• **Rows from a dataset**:
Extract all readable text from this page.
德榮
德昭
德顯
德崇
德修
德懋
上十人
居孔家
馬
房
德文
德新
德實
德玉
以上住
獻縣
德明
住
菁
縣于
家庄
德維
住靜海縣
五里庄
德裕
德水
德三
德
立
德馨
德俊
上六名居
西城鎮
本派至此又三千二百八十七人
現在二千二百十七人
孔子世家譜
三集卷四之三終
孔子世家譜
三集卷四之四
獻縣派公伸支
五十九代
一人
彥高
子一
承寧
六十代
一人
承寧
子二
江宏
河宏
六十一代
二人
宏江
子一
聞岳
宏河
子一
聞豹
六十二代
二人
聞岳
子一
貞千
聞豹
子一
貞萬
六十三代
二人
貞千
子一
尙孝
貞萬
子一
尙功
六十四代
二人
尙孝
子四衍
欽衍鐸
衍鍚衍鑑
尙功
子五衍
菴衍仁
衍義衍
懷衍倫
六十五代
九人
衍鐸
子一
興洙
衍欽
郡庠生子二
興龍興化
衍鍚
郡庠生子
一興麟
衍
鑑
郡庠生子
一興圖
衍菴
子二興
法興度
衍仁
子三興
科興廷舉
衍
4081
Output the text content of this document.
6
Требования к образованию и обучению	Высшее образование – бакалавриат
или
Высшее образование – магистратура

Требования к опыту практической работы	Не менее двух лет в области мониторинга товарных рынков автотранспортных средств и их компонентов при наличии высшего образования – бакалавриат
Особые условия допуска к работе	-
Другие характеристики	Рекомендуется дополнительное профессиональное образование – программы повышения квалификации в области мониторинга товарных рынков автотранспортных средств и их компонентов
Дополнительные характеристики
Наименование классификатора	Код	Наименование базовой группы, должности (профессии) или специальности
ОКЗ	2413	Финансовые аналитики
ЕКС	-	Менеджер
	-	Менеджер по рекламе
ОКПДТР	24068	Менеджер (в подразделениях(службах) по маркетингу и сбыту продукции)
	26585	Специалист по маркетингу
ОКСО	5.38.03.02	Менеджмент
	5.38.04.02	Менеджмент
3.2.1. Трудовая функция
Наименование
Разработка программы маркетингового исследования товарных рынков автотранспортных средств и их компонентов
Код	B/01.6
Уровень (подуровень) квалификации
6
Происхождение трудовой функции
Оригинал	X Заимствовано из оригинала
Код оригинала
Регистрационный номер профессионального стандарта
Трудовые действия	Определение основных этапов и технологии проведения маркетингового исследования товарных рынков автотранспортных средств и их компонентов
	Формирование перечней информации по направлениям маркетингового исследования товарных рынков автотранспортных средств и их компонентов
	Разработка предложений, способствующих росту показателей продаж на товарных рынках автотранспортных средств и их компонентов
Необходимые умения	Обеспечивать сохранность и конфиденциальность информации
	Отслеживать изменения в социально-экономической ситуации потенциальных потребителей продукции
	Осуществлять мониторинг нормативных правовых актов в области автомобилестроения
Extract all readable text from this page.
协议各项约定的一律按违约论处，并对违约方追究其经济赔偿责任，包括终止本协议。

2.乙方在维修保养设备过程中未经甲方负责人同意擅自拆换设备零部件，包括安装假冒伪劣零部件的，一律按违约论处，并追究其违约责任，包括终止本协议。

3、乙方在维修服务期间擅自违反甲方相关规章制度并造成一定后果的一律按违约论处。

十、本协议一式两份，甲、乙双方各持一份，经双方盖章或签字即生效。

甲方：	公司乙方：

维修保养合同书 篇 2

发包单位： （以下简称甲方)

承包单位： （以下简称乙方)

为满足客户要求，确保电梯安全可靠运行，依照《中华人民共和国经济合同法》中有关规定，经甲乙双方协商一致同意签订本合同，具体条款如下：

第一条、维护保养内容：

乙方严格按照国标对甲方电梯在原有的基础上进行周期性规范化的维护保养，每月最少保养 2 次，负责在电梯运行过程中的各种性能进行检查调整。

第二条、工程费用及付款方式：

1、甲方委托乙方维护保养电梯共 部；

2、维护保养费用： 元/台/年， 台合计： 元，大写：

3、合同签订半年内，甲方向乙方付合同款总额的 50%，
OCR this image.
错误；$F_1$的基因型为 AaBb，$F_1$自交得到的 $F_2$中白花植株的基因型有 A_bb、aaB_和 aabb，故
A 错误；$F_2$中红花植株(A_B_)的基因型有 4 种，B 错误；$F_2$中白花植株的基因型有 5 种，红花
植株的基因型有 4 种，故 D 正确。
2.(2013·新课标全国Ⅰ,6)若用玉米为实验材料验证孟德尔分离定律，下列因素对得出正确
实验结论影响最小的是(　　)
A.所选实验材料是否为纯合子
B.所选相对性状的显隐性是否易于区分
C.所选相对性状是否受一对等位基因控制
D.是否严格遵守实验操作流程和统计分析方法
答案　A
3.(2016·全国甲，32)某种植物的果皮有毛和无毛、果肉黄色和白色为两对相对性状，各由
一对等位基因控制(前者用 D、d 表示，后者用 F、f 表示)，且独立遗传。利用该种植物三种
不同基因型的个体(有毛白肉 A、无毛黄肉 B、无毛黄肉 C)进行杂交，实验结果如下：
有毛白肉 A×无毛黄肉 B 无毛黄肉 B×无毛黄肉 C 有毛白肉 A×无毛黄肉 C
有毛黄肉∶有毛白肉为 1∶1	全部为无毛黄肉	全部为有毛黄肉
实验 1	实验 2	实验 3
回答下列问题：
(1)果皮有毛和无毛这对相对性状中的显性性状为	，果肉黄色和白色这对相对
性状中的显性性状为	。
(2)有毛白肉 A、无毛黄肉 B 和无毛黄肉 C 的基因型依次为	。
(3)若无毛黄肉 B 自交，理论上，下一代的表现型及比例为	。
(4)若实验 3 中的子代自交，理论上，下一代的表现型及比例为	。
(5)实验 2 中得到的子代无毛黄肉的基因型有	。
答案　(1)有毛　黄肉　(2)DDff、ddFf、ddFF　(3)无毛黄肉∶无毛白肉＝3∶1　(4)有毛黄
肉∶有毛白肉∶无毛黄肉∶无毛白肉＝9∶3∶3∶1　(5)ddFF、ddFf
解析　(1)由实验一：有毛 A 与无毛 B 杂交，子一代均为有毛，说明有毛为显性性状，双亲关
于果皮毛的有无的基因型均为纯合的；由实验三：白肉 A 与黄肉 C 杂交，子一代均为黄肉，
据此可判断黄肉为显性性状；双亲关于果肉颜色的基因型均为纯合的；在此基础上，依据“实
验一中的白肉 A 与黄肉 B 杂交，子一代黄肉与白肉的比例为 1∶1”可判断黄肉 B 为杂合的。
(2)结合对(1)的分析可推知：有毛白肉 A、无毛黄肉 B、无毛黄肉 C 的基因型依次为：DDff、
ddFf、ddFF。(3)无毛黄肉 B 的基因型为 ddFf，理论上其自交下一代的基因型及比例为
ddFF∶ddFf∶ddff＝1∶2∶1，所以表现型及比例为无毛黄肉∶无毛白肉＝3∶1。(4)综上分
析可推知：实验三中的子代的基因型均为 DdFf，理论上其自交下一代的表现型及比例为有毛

• **YOUR GOAL**:
Reproduce each entry from the records above, character for character.

• **FULL SOLUTION**:
Extract all readable text from this page.
德榮
德昭
德顯
德崇
德修
德懋
上十人
居孔家
馬
房
德文
德新
德實
德玉
以上住
獻縣
德明
住
菁
縣于
家庄
德維
住靜海縣
五里庄
德裕
德水
德三
德
立
德馨
德俊
上六名居
西城鎮
本派至此又三千二百八十七人
現在二千二百十七人
孔子世家譜
三集卷四之三終
孔子世家譜
三集卷四之四
獻縣派公伸支
五十九代
一人
彥高
子一
承寧
六十代
一人
承寧
子二
江宏
河宏
六十一代
二人
宏江
子一
聞岳
宏河
子一
聞豹
六十二代
二人
聞岳
子一
貞千
聞豹
子一
貞萬
六十三代
二人
貞千
子一
尙孝
貞萬
子一
尙功
六十四代
二人
尙孝
子四衍
欽衍鐸
衍鍚衍鑑
尙功
子五衍
菴衍仁
衍義衍
懷衍倫
六十五代
九人
衍鐸
子一
興洙
衍欽
郡庠生子二
興龍興化
衍鍚
郡庠生子
一興麟
衍
鑑
郡庠生子
一興圖
衍菴
子二興
法興度
衍仁
子三興
科興廷舉
衍
4081
Output the text content of this document.
6
Требования к образованию и обучению	Высшее образование – бакалавриат
или
Высшее образование – магистратура

Требования к опыту практической работы	Не менее двух лет в области мониторинга товарных рынков автотранспортных средств и их компонентов при наличии высшего образования – бакалавриат
Особые условия допуска к работе	-
Другие характеристики	Рекомендуется дополнительное профессиональное образование – программы повышения квалификации в области мониторинга товарных рынков автотранспортных средств и их компонентов
Дополнительные характеристики
Наименование классификатора	Код	Наименование базовой группы, должности (профессии) или специальности
ОКЗ	2413	Финансовые аналитики
ЕКС	-	Менеджер
	-	Менеджер по рекламе
ОКПДТР	24068	Менеджер (в подразделениях(службах) по маркетингу и сбыту продукции)
	26585	Специалист по маркетингу
ОКСО	5.38.03.02	Менеджмент
	5.38.04.02	Менеджмент
3.2.1. Трудовая функция
Наименование
Разработка программы маркетингового исследования товарных рынков автотранспортных средств и их компонентов
Код	B/01.6
Уровень (подуровень) квалификации
6
Происхождение трудовой функции
Оригинал	X Заимствовано из оригинала
Код оригинала
Регистрационный номер профессионального стандарта
Трудовые действия	Определение основных этапов и технологии проведения маркетингового исследования товарных рынков автотранспортных средств и их компонентов
	Формирование перечней информации по направлениям маркетингового исследования товарных рынков автотранспортных средств и их компонентов
	Разработка предложений, способствующих росту показателей продаж на товарных рынках автотранспортных средств и их компонентов
Необходимые умения	Обеспечивать сохранность и конфиденциальность информации
	Отслеживать изменения в социально-экономической ситуации потенциальных потребителей продукции
	Осуществлять мониторинг нормативных правовых актов в области автомобилестроения
Extract all readable text from this page.
协议各项约定的一律按违约论处，并对违约方追究其经济赔偿责任，包括终止本协议。

2.乙方在维修保养设备过程中未经甲方负责人同意擅自拆换设备零部件，包括安装假冒伪劣零部件的，一律按违约论处，并追究其违约责任，包括终止本协议。

3、乙方在维修服务期间擅自违反甲方相关规章制度并造成一定后果的一律按违约论处。

十、本协议一式两份，甲、乙双方各持一份，经双方盖章或签字即生效。

甲方：	公司乙方：

维修保养合同书 篇 2

发包单位： （以下简称甲方)

承包单位： （以下简称乙方)

为满足客户要求，确保电梯安全可靠运行，依照《中华人民共和国经济合同法》中有关规定，经甲乙双方协商一致同意签订本合同，具体条款如下：

第一条、维护保养内容：

乙方严格按照国标对甲方电梯在原有的基础上进行周期性规范化的维护保养，每月最少保养 2 次，负责在电梯运行过程中的各种性能进行检查调整。

第二条、工程费用及付款方式：

1、甲方委托乙方维护保养电梯共 部；

2、维护保养费用： 元/台/年， 台合计： 元，大写：

3、合同签订半年内，甲方向乙方付合同款总额的 50%，
OCR this image.
错误；$F_1$的基因型为 AaBb，$F_1$自交得到的 $F_2$中白花植株的基因型有 A_bb、aaB_和 aabb，故
A 错误；$F_2$中红花植株(A_B_)的基因型有 4 种，B 错误；$F_2$中白花植株的基因型有 5 种，红花
植株的基因型有 4 种，故 D 正确。
2.(2013·新课标全国Ⅰ,6)若用玉米为实验材料验证孟德尔分离定律，下列因素对得出正确
实验结论影响最小的是(　　)
A.所选实验材料是否为纯合子
B.所选相对性状的显隐性是否易于区分
C.所选相对性状是否受一对等位基因控制
D.是否严格遵守实验操作流程和统计分析方法
答案　A
3.(2016·全国甲，32)某种植物的果皮有毛和无毛、果肉黄色和白色为两对相对性状，各由
一对等位基因控制(前者用 D、d 表示，后者用 F、f 表示)，且独立遗传。利用该种植物三种
不同基因型的个体(有毛白肉 A、无毛黄肉 B、无毛黄肉 C)进行杂交，实验结果如下：
有毛白肉 A×无毛黄肉 B 无毛黄肉 B×无毛黄肉 C 有毛白肉 A×无毛黄肉 C
有毛黄肉∶有毛白肉为 1∶1	全部为无毛黄肉	全部为有毛黄肉
实验 1	实验 2	实验 3
回答下列问题：
(1)果皮有毛和无毛这对相对性状中的显性性状为	，果肉黄色和白色这对相对
性状中的显性性状为	。
(2)有毛白肉 A、无毛黄肉 B 和无毛黄肉 C 的基因型依次为	。
(3)若无毛黄肉 B 自交，理论上，下一代的表现型及比例为	。
(4)若实验 3 中的子代自交，理论上，下一代的表现型及比例为	。
(5)实验 2 中得到的子代无毛黄肉的基因型有	。
答案　(1)有毛　黄肉　(2)DDff、ddFf、ddFF　(3)无毛黄肉∶无毛白肉＝3∶1　(4)有毛黄
肉∶有毛白肉∶无毛黄肉∶无毛白肉＝9∶3∶3∶1　(5)ddFF、ddFf
解析　(1)由实验一：有毛 A 与无毛 B 杂交，子一代均为有毛，说明有毛为显性性状，双亲关
于果皮毛的有无的基因型均为纯合的；由实验三：白肉 A 与黄肉 C 杂交，子一代均为黄肉，
据此可判断黄肉为显性性状；双亲关于果肉颜色的基因型均为纯合的；在此基础上，依据“实
验一中的白肉 A 与黄肉 B 杂交，子一代黄肉与白肉的比例为 1∶1”可判断黄肉 B 为杂合的。
(2)结合对(1)的分析可推知：有毛白肉 A、无毛黄肉 B、无毛黄肉 C 的基因型依次为：DDff、
ddFf、ddFF。(3)无毛黄肉 B 的基因型为 ddFf，理论上其自交下一代的基因型及比例为
ddFF∶ddFf∶ddff＝1∶2∶1，所以表现型及比例为无毛黄肉∶无毛白肉＝3∶1。(4)综上分
析可推知：实验三中的子代的基因型均为 DdFf，理论上其自交下一代的表现型及比例为有毛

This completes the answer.